YOUR GOAL >> Return each line of the data below exactly, omitting any pictures.

— begin DATA LISTING —

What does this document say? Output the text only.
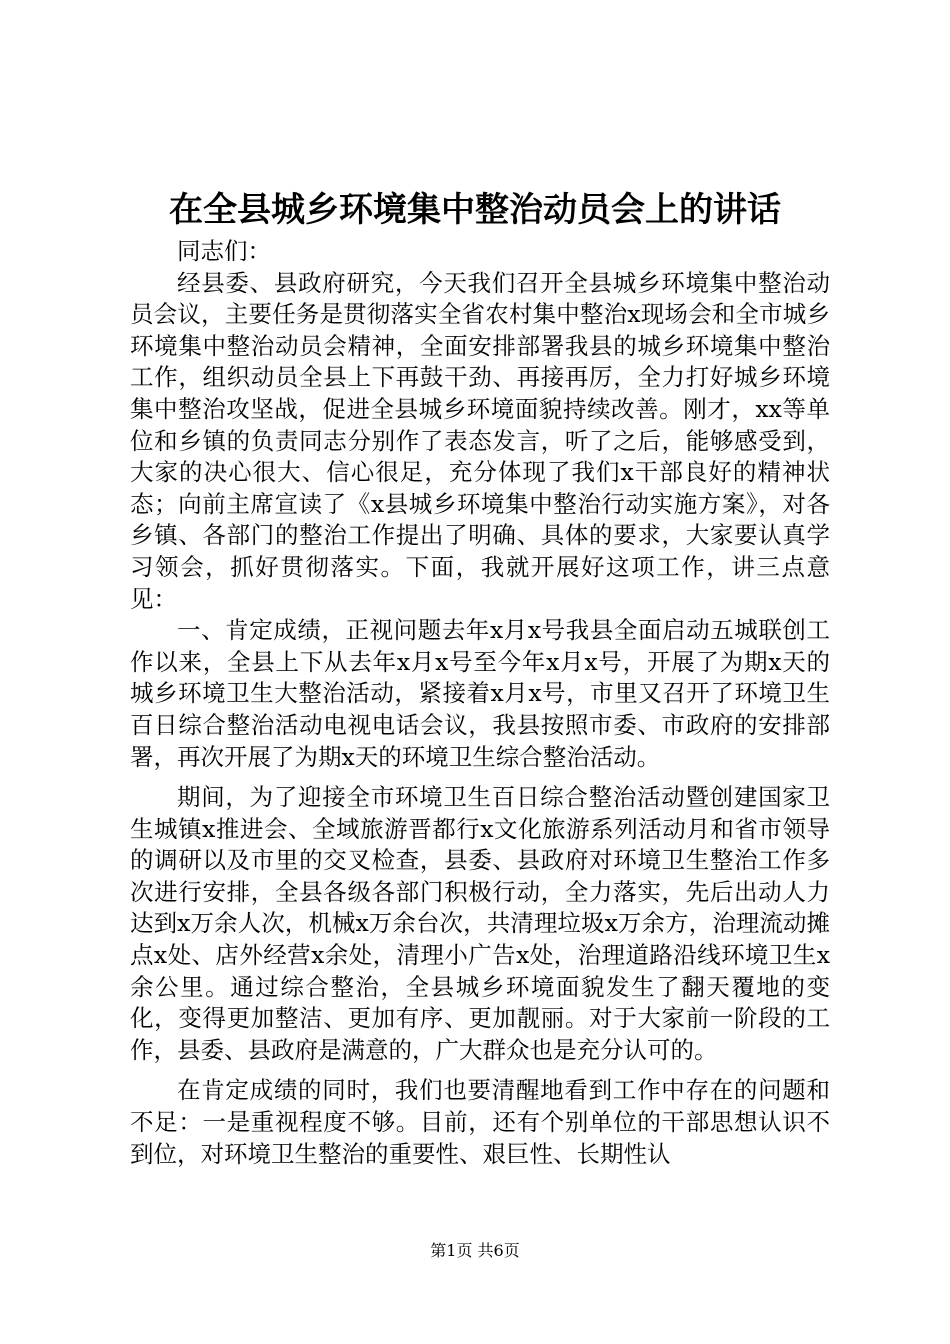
在全县城乡环境集中整治动员会上的讲话

同志们：

经县委、县政府研究，今天我们召开全县城乡环境集中整治动员会议，主要任务是贯彻落实全省农村集中整治x现场会和全市城乡环境集中整治动员会精神，全面安排部署我县的城乡环境集中整治工作，组织动员全县上下再鼓干劲、再接再厉，全力打好城乡环境集中整治攻坚战，促进全县城乡环境面貌持续改善。刚才，xx等单位和乡镇的负责同志分别作了表态发言，听了之后，能够感受到，大家的决心很大、信心很足，充分体现了我们x干部良好的精神状态；向前主席宣读了《x县城乡环境集中整治行动实施方案》，对各乡镇、各部门的整治工作提出了明确、具体的要求，大家要认真学习领会，抓好贯彻落实。下面，我就开展好这项工作，讲三点意见：

一、肯定成绩，正视问题去年x月x号我县全面启动五城联创工作以来，全县上下从去年x月x号至今年x月x号，开展了为期x天的城乡环境卫生大整治活动，紧接着x月x号，市里又召开了环境卫生百日综合整治活动电视电话会议，我县按照市委、市政府的安排部署，再次开展了为期x天的环境卫生综合整治活动。

期间，为了迎接全市环境卫生百日综合整治活动暨创建国家卫生城镇x推进会、全域旅游晋都行x文化旅游系列活动月和省市领导的调研以及市里的交叉检查，县委、县政府对环境卫生整治工作多次进行安排，全县各级各部门积极行动，全力落实，先后出动人力达到x万余人次，机械x万余台次，共清理垃圾x万余方，治理流动摊点x处、店外经营x余处，清理小广告x处，治理道路沿线环境卫生x余公里。通过综合整治，全县城乡环境面貌发生了翻天覆地的变化，变得更加整洁、更加有序、更加靓丽。对于大家前一阶段的工作，县委、县政府是满意的，广大群众也是充分认可的。

在肯定成绩的同时，我们也要清醒地看到工作中存在的问题和不足：一是重视程度不够。目前，还有个别单位的干部思想认识不到位，对环境卫生整治的重要性、艰巨性、长期性认

第1页 共6页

— end DATA LISTING —

RESULT FOR THIS TASK >>
What does this document say? Output the text only.
在全县城乡环境集中整治动员会上的讲话

同志们：

经县委、县政府研究，今天我们召开全县城乡环境集中整治动员会议，主要任务是贯彻落实全省农村集中整治x现场会和全市城乡环境集中整治动员会精神，全面安排部署我县的城乡环境集中整治工作，组织动员全县上下再鼓干劲、再接再厉，全力打好城乡环境集中整治攻坚战，促进全县城乡环境面貌持续改善。刚才，xx等单位和乡镇的负责同志分别作了表态发言，听了之后，能够感受到，大家的决心很大、信心很足，充分体现了我们x干部良好的精神状态；向前主席宣读了《x县城乡环境集中整治行动实施方案》，对各乡镇、各部门的整治工作提出了明确、具体的要求，大家要认真学习领会，抓好贯彻落实。下面，我就开展好这项工作，讲三点意见：

一、肯定成绩，正视问题去年x月x号我县全面启动五城联创工作以来，全县上下从去年x月x号至今年x月x号，开展了为期x天的城乡环境卫生大整治活动，紧接着x月x号，市里又召开了环境卫生百日综合整治活动电视电话会议，我县按照市委、市政府的安排部署，再次开展了为期x天的环境卫生综合整治活动。

期间，为了迎接全市环境卫生百日综合整治活动暨创建国家卫生城镇x推进会、全域旅游晋都行x文化旅游系列活动月和省市领导的调研以及市里的交叉检查，县委、县政府对环境卫生整治工作多次进行安排，全县各级各部门积极行动，全力落实，先后出动人力达到x万余人次，机械x万余台次，共清理垃圾x万余方，治理流动摊点x处、店外经营x余处，清理小广告x处，治理道路沿线环境卫生x余公里。通过综合整治，全县城乡环境面貌发生了翻天覆地的变化，变得更加整洁、更加有序、更加靓丽。对于大家前一阶段的工作，县委、县政府是满意的，广大群众也是充分认可的。

在肯定成绩的同时，我们也要清醒地看到工作中存在的问题和不足：一是重视程度不够。目前，还有个别单位的干部思想认识不到位，对环境卫生整治的重要性、艰巨性、长期性认

第1页 共6页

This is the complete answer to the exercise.